_Texto proporcionado_
But it does not prohibit the Federal Government from taking advantage of unlawful
searches made by a private person or under authority of state law. (Weeks vs.
United States, 232 U. S., 383; Burdeau vs. McDowell, 256 U. S., 465.)
We also disagree with the following pronouncement in the other concurring opinion:.
La traicion implica renuncia y privacion de la garantia contra irrazonables registros y
secuestros, diligencias previas a la conviccion o absolucion, actuaciones estas
finales del proceso.
The theory is erroneous and retrogressive. It violates the spirit and the letter of the Constitution.
There is no reason, either legal or moral, for depriving an accused of treason of the benefits of
constitutional guarantees. Even those convicted of the most heinous crimes remain under the pale of
the Constitution, and cannot be punished, including those sentenced to death, except in accordance
with the due process clause of our fundamental law.

DE LA ROSA, J ., concurrente:
Voto con la mayoria por la denegacion del recurso.
El recurrente alega que los documentos relacionados en su peticion, que el Fiscal ha presentado en
el proceso por traicion que se sigue contra el ante el Tribunal del Pueblo, fueron secuestrados de su
casa el 12 de Febrero de 1945 sin mandamiento de registro, y pide su devolucion.

_Problema_
Vuelve a escribir el fragmento del texto comprendido entre "The theory is" y "denegacion del recurso.", ambos incluidos, sin cambiar nada. Los datos proceden de una fuente distinta a la del texto.

_Datos_
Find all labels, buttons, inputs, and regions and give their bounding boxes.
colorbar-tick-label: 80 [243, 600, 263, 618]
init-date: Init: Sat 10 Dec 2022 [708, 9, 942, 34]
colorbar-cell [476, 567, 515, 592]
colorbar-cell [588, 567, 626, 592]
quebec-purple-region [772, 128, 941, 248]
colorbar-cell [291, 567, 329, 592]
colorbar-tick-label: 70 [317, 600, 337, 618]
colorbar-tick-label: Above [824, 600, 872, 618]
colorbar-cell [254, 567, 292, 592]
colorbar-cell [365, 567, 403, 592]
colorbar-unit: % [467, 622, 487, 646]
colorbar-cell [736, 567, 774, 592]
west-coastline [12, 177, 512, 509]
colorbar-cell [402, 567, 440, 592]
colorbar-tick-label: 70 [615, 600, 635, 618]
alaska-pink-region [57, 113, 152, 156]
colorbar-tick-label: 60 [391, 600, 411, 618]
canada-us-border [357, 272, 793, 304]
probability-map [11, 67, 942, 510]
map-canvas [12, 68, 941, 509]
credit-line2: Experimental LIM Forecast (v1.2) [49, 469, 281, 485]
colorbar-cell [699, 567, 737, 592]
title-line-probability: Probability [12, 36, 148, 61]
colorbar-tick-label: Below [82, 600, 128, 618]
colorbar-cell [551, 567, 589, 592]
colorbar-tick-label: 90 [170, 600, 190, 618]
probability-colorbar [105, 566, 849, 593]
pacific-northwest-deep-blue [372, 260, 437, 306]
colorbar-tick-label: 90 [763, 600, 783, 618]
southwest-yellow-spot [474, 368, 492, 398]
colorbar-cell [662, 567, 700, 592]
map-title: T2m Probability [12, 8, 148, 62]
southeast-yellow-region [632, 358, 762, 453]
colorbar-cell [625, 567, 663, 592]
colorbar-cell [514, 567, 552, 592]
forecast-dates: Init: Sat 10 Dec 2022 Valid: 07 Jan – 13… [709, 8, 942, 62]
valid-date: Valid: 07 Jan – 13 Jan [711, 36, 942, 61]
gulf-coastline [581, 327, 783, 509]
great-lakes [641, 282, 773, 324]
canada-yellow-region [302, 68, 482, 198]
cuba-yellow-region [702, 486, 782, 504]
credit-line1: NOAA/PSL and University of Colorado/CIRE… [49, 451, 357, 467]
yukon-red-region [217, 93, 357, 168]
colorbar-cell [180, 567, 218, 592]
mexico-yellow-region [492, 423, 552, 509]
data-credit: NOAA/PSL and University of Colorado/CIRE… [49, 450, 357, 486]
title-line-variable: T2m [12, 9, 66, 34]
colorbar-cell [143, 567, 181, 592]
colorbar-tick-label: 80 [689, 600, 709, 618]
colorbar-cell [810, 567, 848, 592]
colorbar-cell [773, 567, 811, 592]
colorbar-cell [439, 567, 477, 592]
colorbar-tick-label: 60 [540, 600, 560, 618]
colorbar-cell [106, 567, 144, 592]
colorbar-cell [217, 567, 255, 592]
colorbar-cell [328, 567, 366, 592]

_Resultado del ejercicio_
The theory is erroneous and retrogressive. It violates the spirit and the letter of the Constitution.
There is no reason, either legal or moral, for depriving an accused of treason of the benefits of
constitutional guarantees. Even those convicted of the most heinous crimes remain under the pale of
the Constitution, and cannot be punished, including those sentenced to death, except in accordance
with the due process clause of our fundamental law.

DE LA ROSA, J ., concurrente:
Voto con la mayoria por la denegacion del recurso.